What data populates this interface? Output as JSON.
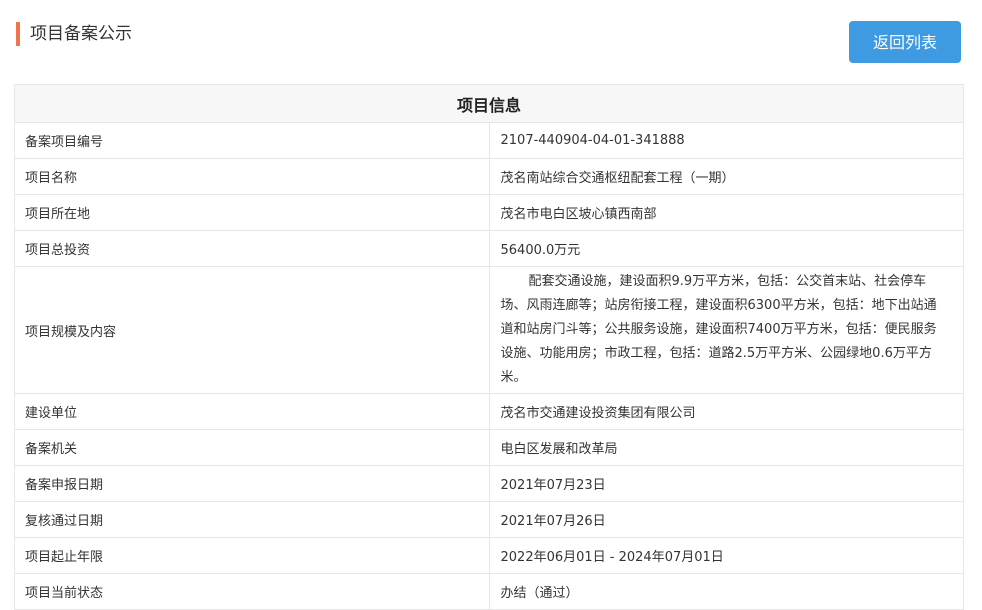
{
  "header": {
    "title": "项目备案公示",
    "back_button": "返回列表",
    "accent_color": "#f0744a",
    "button_color": "#3e9be2"
  },
  "table": {
    "heading": "项目信息",
    "rows": [
      {
        "label": "备案项目编号",
        "value": "2107-440904-04-01-341888"
      },
      {
        "label": "项目名称",
        "value": "茂名南站综合交通枢纽配套工程（一期）"
      },
      {
        "label": "项目所在地",
        "value": "茂名市电白区坡心镇西南部"
      },
      {
        "label": "项目总投资",
        "value": "56400.0万元"
      },
      {
        "label": "项目规模及内容",
        "value": "配套交通设施，建设面积9.9万平方米，包括：公交首末站、社会停车场、风雨连廊等；站房衔接工程，建设面积6300平方米，包括：地下出站通道和站房门斗等；公共服务设施，建设面积7400万平方米，包括：便民服务设施、功能用房；市政工程，包括：道路2.5万平方米、公园绿地0.6万平方米。"
      },
      {
        "label": "建设单位",
        "value": "茂名市交通建设投资集团有限公司"
      },
      {
        "label": "备案机关",
        "value": "电白区发展和改革局"
      },
      {
        "label": "备案申报日期",
        "value": "2021年07月23日"
      },
      {
        "label": "复核通过日期",
        "value": "2021年07月26日"
      },
      {
        "label": "项目起止年限",
        "value": "2022年06月01日 - 2024年07月01日"
      },
      {
        "label": "项目当前状态",
        "value": "办结（通过）"
      }
    ]
  }
}
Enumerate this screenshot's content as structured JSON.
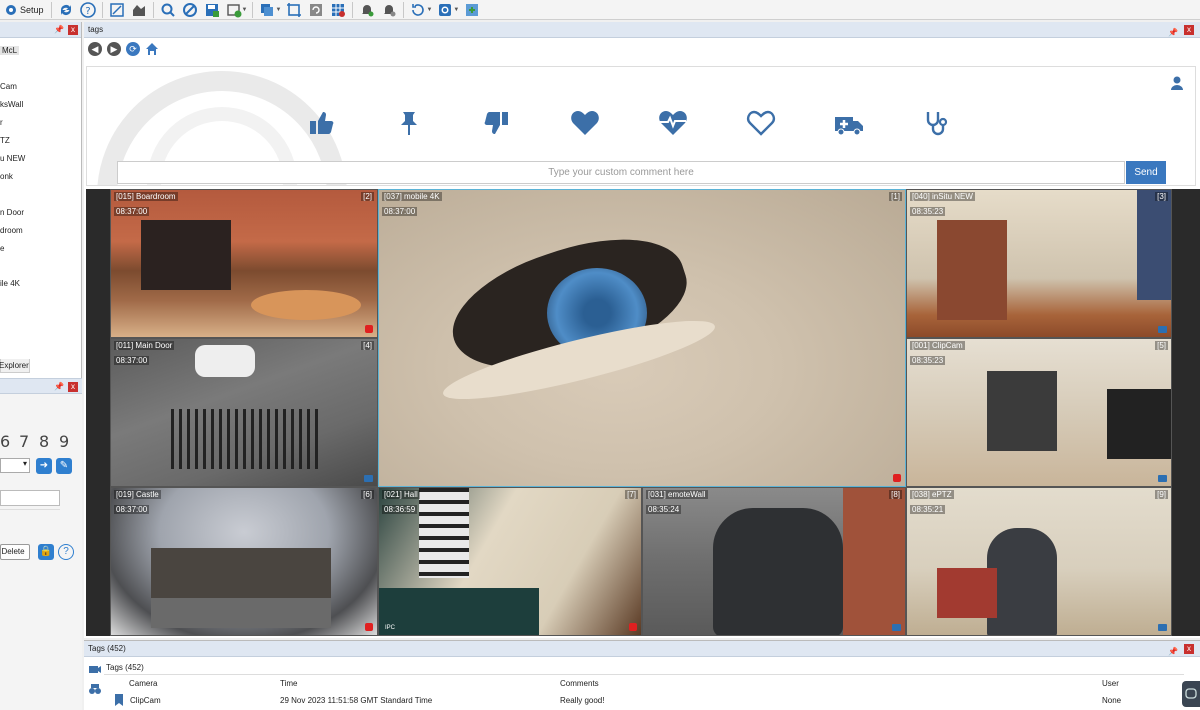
-*-
Reproduce the material in full, word for word, and omit the pictures.

→ RESULT OF THIS EXERCISE
What data populates this interface? Output as JSON.
{
  "header": {
    "title": "项目备案公示",
    "back_button": "返回列表",
    "accent_color": "#f0744a",
    "button_color": "#3e9be2"
  },
  "table": {
    "heading": "项目信息",
    "rows": [
      {
        "label": "备案项目编号",
        "value": "2107-440904-04-01-341888"
      },
      {
        "label": "项目名称",
        "value": "茂名南站综合交通枢纽配套工程（一期）"
      },
      {
        "label": "项目所在地",
        "value": "茂名市电白区坡心镇西南部"
      },
      {
        "label": "项目总投资",
        "value": "56400.0万元"
      },
      {
        "label": "项目规模及内容",
        "value": "配套交通设施，建设面积9.9万平方米，包括：公交首末站、社会停车场、风雨连廊等；站房衔接工程，建设面积6300平方米，包括：地下出站通道和站房门斗等；公共服务设施，建设面积7400万平方米，包括：便民服务设施、功能用房；市政工程，包括：道路2.5万平方米、公园绿地0.6万平方米。"
      },
      {
        "label": "建设单位",
        "value": "茂名市交通建设投资集团有限公司"
      },
      {
        "label": "备案机关",
        "value": "电白区发展和改革局"
      },
      {
        "label": "备案申报日期",
        "value": "2021年07月23日"
      },
      {
        "label": "复核通过日期",
        "value": "2021年07月26日"
      },
      {
        "label": "项目起止年限",
        "value": "2022年06月01日 - 2024年07月01日"
      },
      {
        "label": "项目当前状态",
        "value": "办结（通过）"
      }
    ]
  }
}
Enumerate this screenshot's content as structured JSON.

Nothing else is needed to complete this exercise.